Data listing

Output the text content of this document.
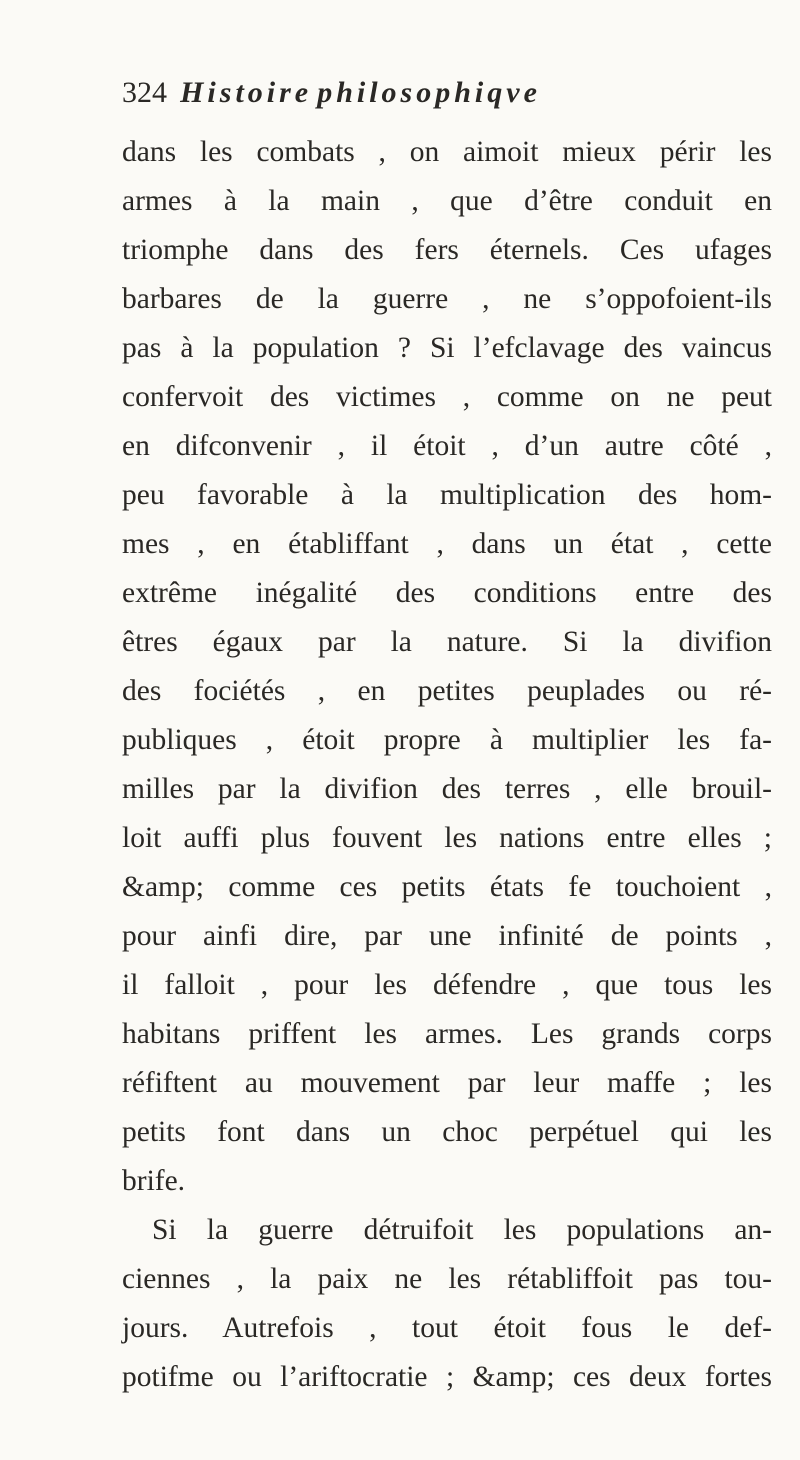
324 Histoire philosophiqve
dans les combats , on aimoit mieux périr les
armes à la main , que d’être conduit en
triomphe dans des fers éternels. Ces ufages
barbares de la guerre , ne s’oppofoient-ils
pas à la population ? Si l’efclavage des vaincus
confervoit des victimes , comme on ne peut
en difconvenir , il étoit , d’un autre côté ,
peu favorable à la multiplication des hom-
mes , en établiffant , dans un état , cette
extrême inégalité des conditions entre des
êtres égaux par la nature. Si la divifion
des fociétés , en petites peuplades ou ré-
publiques , étoit propre à multiplier les fa-
milles par la divifion des terres , elle brouil-
loit auffi plus fouvent les nations entre elles ;
&amp; comme ces petits états fe touchoient ,
pour ainfi dire, par une infinité de points ,
il falloit , pour les défendre , que tous les
habitans priffent les armes. Les grands corps
réfiftent au mouvement par leur maffe ; les
petits font dans un choc perpétuel qui les
brife.
Si la guerre détruifoit les populations an-
ciennes , la paix ne les rétabliffoit pas tou-
jours. Autrefois , tout étoit fous le def-
potifme ou l’ariftocratie ; &amp; ces deux fortes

**GIVEN REQUEST**
In the entries above, identify every line with the word "comme". Copy those lines.

**OUTPUT OF THE TASK**
confervoit des victimes , comme on ne peut
&amp; comme ces petits états fe touchoient ,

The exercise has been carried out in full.